** Begin Data for the task **

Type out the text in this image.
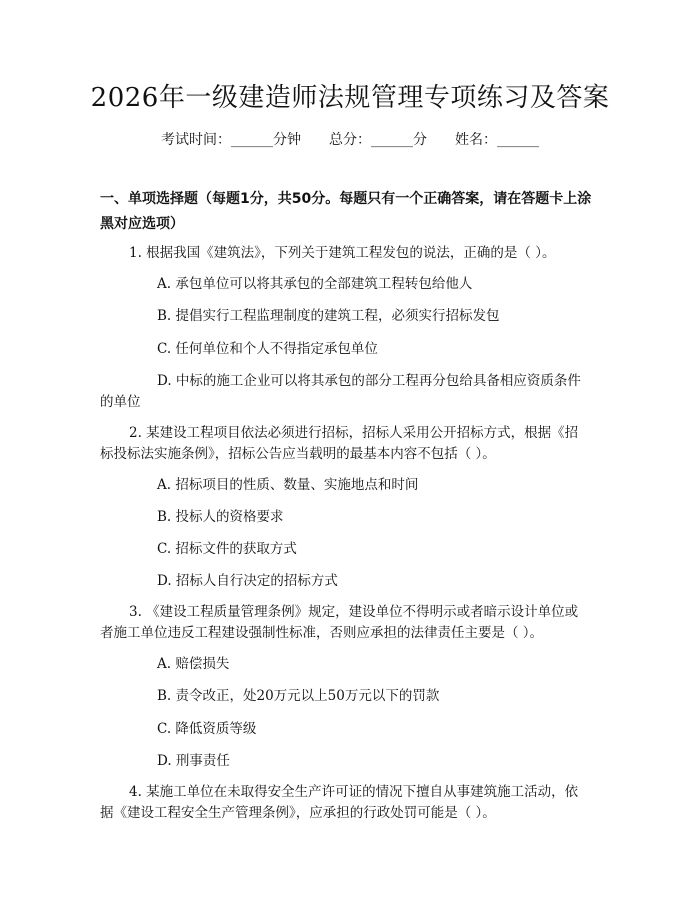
2026年一级建造师法规管理专项练习及答案
考试时间：______分钟 总分：______分 姓名：______
一、单项选择题（每题1分，共50分。每题只有一个正确答案，请在答题卡上涂黑对应选项）
1. 根据我国《建筑法》，下列关于建筑工程发包的说法，正确的是（ ）。
A. 承包单位可以将其承包的全部建筑工程转包给他人
B. 提倡实行工程监理制度的建筑工程，必须实行招标发包
C. 任何单位和个人不得指定承包单位
D. 中标的施工企业可以将其承包的部分工程再分包给具备相应资质条件
的单位
2. 某建设工程项目依法必须进行招标，招标人采用公开招标方式，根据《招
标投标法实施条例》，招标公告应当载明的最基本内容不包括（ ）。
A. 招标项目的性质、数量、实施地点和时间
B. 投标人的资格要求
C. 招标文件的获取方式
D. 招标人自行决定的招标方式
3. 《建设工程质量管理条例》规定，建设单位不得明示或者暗示设计单位或
者施工单位违反工程建设强制性标准，否则应承担的法律责任主要是（ ）。
A. 赔偿损失
B. 责令改正，处20万元以上50万元以下的罚款
C. 降低资质等级
D. 刑事责任
4. 某施工单位在未取得安全生产许可证的情况下擅自从事建筑施工活动，依
据《建设工程安全生产管理条例》，应承担的行政处罚可能是（ ）。
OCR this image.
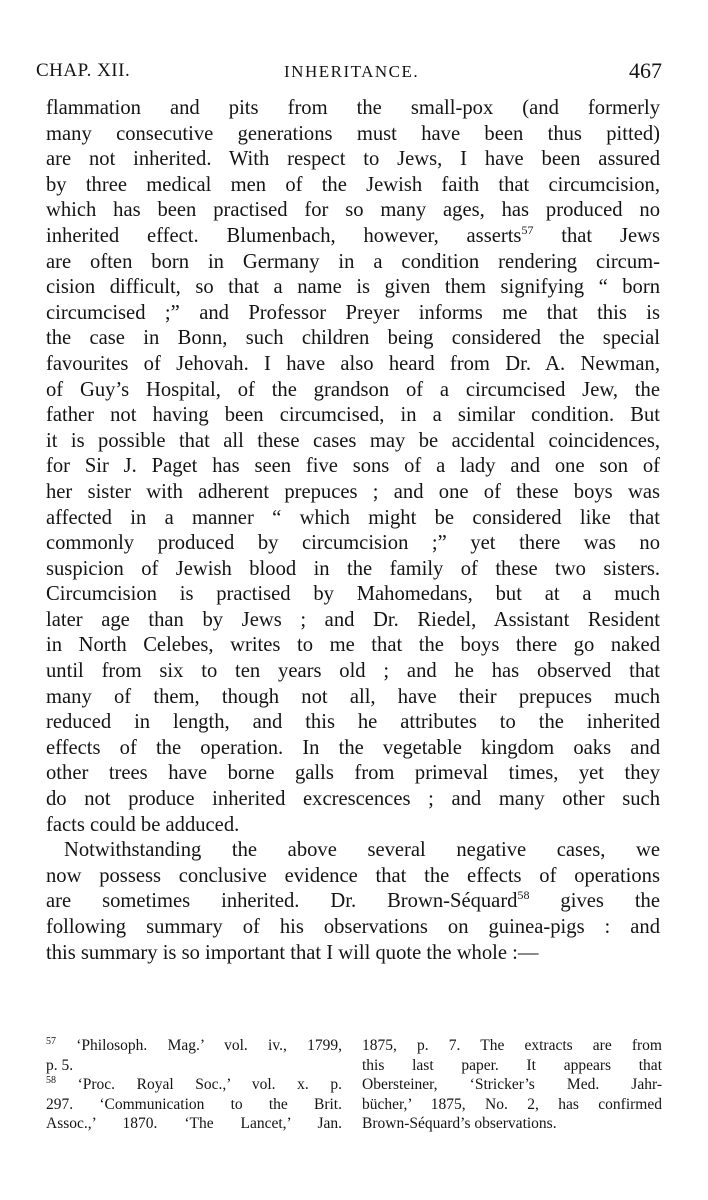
CHAP. XII.	INHERITANCE.	467
flammation and pits from the small-pox (and formerly
many consecutive generations must have been thus pitted)
are not inherited. With respect to Jews, I have been assured
by three medical men of the Jewish faith that circumcision,
which has been practised for so many ages, has produced no
inherited effect. Blumenbach, however, asserts$^{57}$ that Jews
are often born in Germany in a condition rendering circum-
cision difficult, so that a name is given them signifying “ born
circumcised ;” and Professor Preyer informs me that this is
the case in Bonn, such children being considered the special
favourites of Jehovah. I have also heard from Dr. A. Newman,
of Guy’s Hospital, of the grandson of a circumcised Jew, the
father not having been circumcised, in a similar condition. But
it is possible that all these cases may be accidental coincidences,
for Sir J. Paget has seen five sons of a lady and one son of
her sister with adherent prepuces ; and one of these boys was
affected in a manner “ which might be considered like that
commonly produced by circumcision ;” yet there was no
suspicion of Jewish blood in the family of these two sisters.
Circumcision is practised by Mahomedans, but at a much
later age than by Jews ; and Dr. Riedel, Assistant Resident
in North Celebes, writes to me that the boys there go naked
until from six to ten years old ; and he has observed that
many of them, though not all, have their prepuces much
reduced in length, and this he attributes to the inherited
effects of the operation. In the vegetable kingdom oaks and
other trees have borne galls from primeval times, yet they
do not produce inherited excrescences ; and many other such
facts could be adduced.
Notwithstanding the above several negative cases, we
now possess conclusive evidence that the effects of operations
are sometimes inherited. Dr. Brown-Séquard$^{58}$ gives the
following summary of his observations on guinea-pigs : and
this summary is so important that I will quote the whole :—
$^{57}$ ‘Philosoph. Mag.’ vol. iv., 1799,
p. 5.
$^{58}$ ‘Proc. Royal Soc.,’ vol. x. p.
297. ‘Communication to the Brit.
Assoc.,’ 1870. ‘The Lancet,’ Jan.
1875, p. 7. The extracts are from
this last paper. It appears that
Obersteiner, ‘Stricker’s Med. Jahr-
bücher,’ 1875, No. 2, has confirmed
Brown-Séquard’s observations.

** End Data for the task **

Only lines holding the string "boys" are wanted; gather each one from the entries above.

> [Finished exercise]
her sister with adherent prepuces ; and one of these boys was
in North Celebes, writes to me that the boys there go naked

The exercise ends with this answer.